*What to work on*
Where the data below has the string "http", return the whole line.

** START OF Input **

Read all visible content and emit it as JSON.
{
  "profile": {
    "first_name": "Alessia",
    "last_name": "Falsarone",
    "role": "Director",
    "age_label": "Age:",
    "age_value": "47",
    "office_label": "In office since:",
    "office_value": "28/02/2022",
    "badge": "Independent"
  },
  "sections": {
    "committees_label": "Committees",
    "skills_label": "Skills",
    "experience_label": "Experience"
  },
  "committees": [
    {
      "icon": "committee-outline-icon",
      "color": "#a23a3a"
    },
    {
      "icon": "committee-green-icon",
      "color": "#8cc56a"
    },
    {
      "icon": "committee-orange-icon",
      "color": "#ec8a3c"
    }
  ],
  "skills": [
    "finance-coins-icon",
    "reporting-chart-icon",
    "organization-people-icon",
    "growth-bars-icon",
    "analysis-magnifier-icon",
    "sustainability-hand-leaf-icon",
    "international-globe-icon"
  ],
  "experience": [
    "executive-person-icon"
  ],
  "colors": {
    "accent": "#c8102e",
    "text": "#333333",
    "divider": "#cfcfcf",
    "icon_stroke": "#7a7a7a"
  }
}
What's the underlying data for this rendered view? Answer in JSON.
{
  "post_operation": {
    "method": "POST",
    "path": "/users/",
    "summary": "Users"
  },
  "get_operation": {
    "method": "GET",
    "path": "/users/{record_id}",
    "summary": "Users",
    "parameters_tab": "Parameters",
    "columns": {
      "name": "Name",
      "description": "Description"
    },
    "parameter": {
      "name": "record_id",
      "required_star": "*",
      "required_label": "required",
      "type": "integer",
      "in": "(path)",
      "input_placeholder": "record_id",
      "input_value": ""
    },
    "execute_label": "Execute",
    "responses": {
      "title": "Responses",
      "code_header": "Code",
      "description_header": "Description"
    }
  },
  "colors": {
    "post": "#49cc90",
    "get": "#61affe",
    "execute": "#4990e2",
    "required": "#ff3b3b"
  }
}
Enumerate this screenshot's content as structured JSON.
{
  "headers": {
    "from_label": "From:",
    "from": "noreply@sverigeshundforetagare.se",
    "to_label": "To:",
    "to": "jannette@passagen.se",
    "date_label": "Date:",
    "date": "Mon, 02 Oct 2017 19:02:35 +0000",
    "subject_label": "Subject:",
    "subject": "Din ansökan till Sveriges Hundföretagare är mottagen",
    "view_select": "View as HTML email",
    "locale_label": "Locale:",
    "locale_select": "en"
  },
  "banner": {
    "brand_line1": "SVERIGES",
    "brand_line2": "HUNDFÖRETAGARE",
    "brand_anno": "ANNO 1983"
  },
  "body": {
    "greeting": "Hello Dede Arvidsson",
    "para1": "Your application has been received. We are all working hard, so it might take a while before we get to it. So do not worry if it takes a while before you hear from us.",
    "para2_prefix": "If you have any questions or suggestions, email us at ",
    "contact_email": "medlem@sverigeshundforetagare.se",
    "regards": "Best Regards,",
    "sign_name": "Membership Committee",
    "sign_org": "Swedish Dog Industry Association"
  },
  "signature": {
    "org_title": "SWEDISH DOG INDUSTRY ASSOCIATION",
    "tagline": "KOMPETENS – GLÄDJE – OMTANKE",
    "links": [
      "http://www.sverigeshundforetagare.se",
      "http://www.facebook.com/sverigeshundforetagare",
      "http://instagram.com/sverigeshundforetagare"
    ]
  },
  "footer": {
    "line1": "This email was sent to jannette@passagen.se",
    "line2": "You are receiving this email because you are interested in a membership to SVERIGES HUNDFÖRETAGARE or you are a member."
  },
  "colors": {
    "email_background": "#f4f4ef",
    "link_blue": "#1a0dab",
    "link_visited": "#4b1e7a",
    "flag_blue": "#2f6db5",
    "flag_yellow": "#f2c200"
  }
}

** END OF Input **
** START OF Input **

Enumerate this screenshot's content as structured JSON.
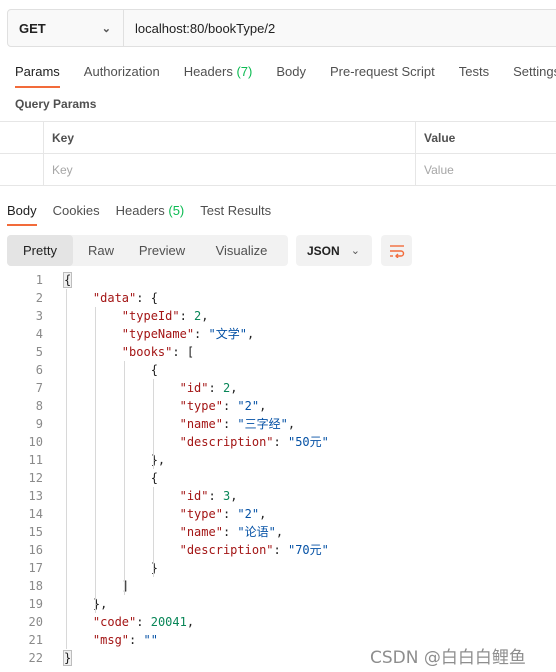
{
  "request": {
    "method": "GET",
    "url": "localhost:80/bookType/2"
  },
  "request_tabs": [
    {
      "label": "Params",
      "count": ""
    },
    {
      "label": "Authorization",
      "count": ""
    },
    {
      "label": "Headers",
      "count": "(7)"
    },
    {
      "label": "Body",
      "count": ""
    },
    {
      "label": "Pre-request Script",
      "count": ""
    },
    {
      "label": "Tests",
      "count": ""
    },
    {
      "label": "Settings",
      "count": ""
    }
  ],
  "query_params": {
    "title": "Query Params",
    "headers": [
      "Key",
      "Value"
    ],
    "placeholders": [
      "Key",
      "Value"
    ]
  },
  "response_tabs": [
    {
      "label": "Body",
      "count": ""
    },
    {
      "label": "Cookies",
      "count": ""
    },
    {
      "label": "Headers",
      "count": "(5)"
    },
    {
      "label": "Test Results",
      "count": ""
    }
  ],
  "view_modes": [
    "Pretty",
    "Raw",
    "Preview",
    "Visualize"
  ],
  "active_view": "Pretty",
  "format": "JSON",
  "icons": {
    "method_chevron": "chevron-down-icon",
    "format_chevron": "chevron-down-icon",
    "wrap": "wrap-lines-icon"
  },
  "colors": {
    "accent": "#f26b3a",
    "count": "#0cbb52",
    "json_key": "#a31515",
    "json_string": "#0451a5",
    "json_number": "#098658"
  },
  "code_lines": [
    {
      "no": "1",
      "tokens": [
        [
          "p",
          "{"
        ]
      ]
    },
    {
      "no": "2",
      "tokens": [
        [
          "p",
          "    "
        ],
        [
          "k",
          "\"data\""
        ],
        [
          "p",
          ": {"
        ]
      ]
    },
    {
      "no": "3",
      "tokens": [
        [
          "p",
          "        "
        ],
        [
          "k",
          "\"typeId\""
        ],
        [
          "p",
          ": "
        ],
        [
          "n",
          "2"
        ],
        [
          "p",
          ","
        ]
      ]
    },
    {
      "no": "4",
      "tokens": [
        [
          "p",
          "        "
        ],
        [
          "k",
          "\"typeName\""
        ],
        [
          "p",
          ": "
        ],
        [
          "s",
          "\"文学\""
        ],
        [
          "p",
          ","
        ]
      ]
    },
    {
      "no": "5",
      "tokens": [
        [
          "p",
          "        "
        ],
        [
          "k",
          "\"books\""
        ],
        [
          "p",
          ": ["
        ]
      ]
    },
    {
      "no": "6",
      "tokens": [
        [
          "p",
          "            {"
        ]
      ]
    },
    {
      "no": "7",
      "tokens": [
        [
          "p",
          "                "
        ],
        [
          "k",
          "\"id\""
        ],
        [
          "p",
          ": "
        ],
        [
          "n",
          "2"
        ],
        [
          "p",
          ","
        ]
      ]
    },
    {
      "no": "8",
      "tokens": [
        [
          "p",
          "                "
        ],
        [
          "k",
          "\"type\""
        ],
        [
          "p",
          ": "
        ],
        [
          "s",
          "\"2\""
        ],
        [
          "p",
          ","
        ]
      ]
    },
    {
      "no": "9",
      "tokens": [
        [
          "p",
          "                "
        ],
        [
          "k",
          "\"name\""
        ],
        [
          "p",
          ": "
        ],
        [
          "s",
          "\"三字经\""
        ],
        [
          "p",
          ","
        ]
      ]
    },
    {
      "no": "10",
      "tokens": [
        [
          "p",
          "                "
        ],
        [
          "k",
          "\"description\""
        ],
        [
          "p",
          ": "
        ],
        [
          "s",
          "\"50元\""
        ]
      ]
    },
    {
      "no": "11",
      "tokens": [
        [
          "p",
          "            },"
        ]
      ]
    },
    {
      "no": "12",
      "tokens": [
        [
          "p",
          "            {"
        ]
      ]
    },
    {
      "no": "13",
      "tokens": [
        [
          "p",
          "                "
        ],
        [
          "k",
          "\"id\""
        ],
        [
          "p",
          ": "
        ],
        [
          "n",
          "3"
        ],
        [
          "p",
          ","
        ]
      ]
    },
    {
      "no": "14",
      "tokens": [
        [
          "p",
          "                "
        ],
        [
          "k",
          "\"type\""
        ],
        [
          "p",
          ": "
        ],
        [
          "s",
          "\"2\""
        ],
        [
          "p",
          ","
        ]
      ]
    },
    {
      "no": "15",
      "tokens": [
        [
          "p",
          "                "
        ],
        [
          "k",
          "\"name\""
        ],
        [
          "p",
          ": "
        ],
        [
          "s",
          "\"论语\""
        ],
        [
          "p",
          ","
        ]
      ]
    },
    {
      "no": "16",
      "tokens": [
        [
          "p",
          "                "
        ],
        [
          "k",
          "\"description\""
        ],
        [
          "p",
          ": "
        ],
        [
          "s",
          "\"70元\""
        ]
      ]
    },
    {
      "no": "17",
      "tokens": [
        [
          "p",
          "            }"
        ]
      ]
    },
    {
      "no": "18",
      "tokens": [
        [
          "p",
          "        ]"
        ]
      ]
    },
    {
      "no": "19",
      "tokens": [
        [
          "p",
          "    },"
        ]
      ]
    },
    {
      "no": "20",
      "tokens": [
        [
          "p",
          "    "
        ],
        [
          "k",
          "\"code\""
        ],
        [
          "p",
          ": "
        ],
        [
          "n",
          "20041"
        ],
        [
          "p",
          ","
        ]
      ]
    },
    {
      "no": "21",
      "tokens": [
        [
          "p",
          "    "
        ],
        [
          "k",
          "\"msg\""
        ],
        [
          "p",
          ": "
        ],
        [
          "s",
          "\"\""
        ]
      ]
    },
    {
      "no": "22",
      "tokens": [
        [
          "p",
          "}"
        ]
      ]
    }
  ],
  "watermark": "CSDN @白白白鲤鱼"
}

** END OF Input **

*Exercise output*
      "http://www.sverigeshundforetagare.se",
      "http://www.facebook.com/sverigeshundforetagare",
      "http://instagram.com/sverigeshundforetagare"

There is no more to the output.